Copy out each line exactly; pictures stay out of the copy.

>> Start

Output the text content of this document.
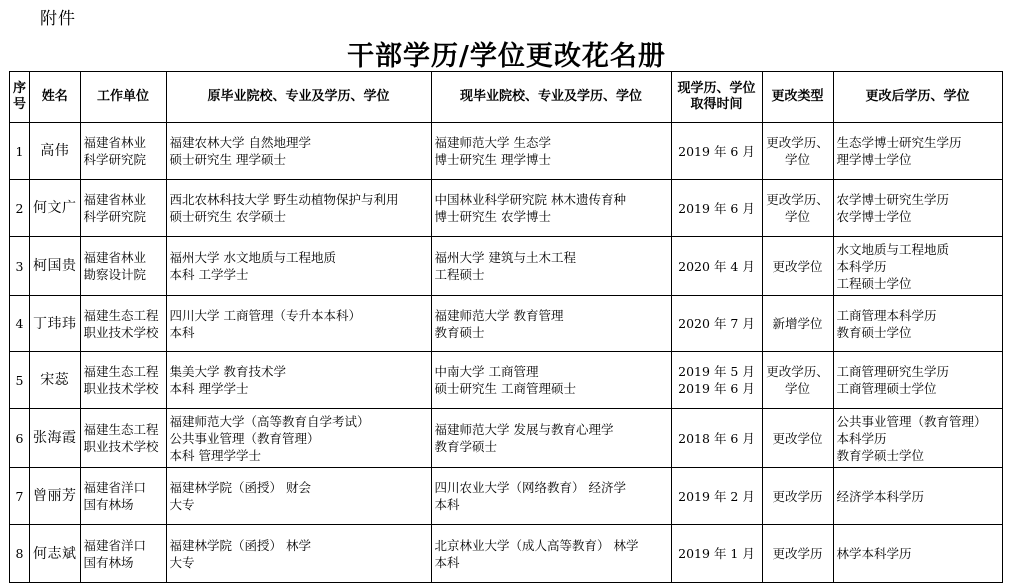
附件
干部学历/学位更改花名册
序
号	姓名	工作单位	原毕业院校、专业及学历、学位	现毕业院校、专业及学历、学位	现学历、学位
取得时间	更改类型	更改后学历、学位

1	高伟	福建省林业
科学研究院	福建农林大学 自然地理学
硕士研究生 理学硕士	福建师范大学 生态学
博士研究生 理学博士	2019 年 6 月	更改学历、
学位	生态学博士研究生学历
理学博士学位

2	何文广	福建省林业
科学研究院	西北农林科技大学 野生动植物保护与利用
硕士研究生 农学硕士	中国林业科学研究院 林木遗传育种
博士研究生 农学博士	2019 年 6 月	更改学历、
学位	农学博士研究生学历
农学博士学位

3	柯国贵	福建省林业
勘察设计院	福州大学 水文地质与工程地质
本科 工学学士	福州大学 建筑与土木工程
工程硕士	2020 年 4 月	更改学位	水文地质与工程地质
本科学历
工程硕士学位

4	丁玮玮	福建生态工程
职业技术学校	四川大学 工商管理（专升本本科）
本科	福建师范大学 教育管理
教育硕士	2020 年 7 月	新增学位	工商管理本科学历
教育硕士学位

5	宋蕊	福建生态工程
职业技术学校	集美大学 教育技术学
本科 理学学士	中南大学 工商管理
硕士研究生 工商管理硕士	2019 年 5 月
2019 年 6 月	更改学历、
学位	工商管理研究生学历
工商管理硕士学位

6	张海霞	福建生态工程
职业技术学校	福建师范大学（高等教育自学考试）
公共事业管理（教育管理）
本科 管理学学士	福建师范大学 发展与教育心理学
教育学硕士	2018 年 6 月	更改学位	公共事业管理（教育管理）
本科学历
教育学硕士学位

7	曾丽芳	福建省洋口
国有林场	福建林学院（函授） 财会
大专	四川农业大学（网络教育） 经济学
本科	2019 年 2 月	更改学历	经济学本科学历

8	何志斌	福建省洋口
国有林场	福建林学院（函授） 林学
大专	北京林业大学（成人高等教育） 林学
本科	2019 年 1 月	更改学历	林学本科学历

>> End

_Response:_
Output the text content of this document.
附件
干部学历/学位更改花名册
序
号	姓名	工作单位	原毕业院校、专业及学历、学位	现毕业院校、专业及学历、学位	现学历、学位
取得时间	更改类型	更改后学历、学位

1	高伟	福建省林业
科学研究院	福建农林大学 自然地理学
硕士研究生 理学硕士	福建师范大学 生态学
博士研究生 理学博士	2019 年 6 月	更改学历、
学位	生态学博士研究生学历
理学博士学位

2	何文广	福建省林业
科学研究院	西北农林科技大学 野生动植物保护与利用
硕士研究生 农学硕士	中国林业科学研究院 林木遗传育种
博士研究生 农学博士	2019 年 6 月	更改学历、
学位	农学博士研究生学历
农学博士学位

3	柯国贵	福建省林业
勘察设计院	福州大学 水文地质与工程地质
本科 工学学士	福州大学 建筑与土木工程
工程硕士	2020 年 4 月	更改学位	水文地质与工程地质
本科学历
工程硕士学位

4	丁玮玮	福建生态工程
职业技术学校	四川大学 工商管理（专升本本科）
本科	福建师范大学 教育管理
教育硕士	2020 年 7 月	新增学位	工商管理本科学历
教育硕士学位

5	宋蕊	福建生态工程
职业技术学校	集美大学 教育技术学
本科 理学学士	中南大学 工商管理
硕士研究生 工商管理硕士	2019 年 5 月
2019 年 6 月	更改学历、
学位	工商管理研究生学历
工商管理硕士学位

6	张海霞	福建生态工程
职业技术学校	福建师范大学（高等教育自学考试）
公共事业管理（教育管理）
本科 管理学学士	福建师范大学 发展与教育心理学
教育学硕士	2018 年 6 月	更改学位	公共事业管理（教育管理）
本科学历
教育学硕士学位

7	曾丽芳	福建省洋口
国有林场	福建林学院（函授） 财会
大专	四川农业大学（网络教育） 经济学
本科	2019 年 2 月	更改学历	经济学本科学历

8	何志斌	福建省洋口
国有林场	福建林学院（函授） 林学
大专	北京林业大学（成人高等教育） 林学
本科	2019 年 1 月	更改学历	林学本科学历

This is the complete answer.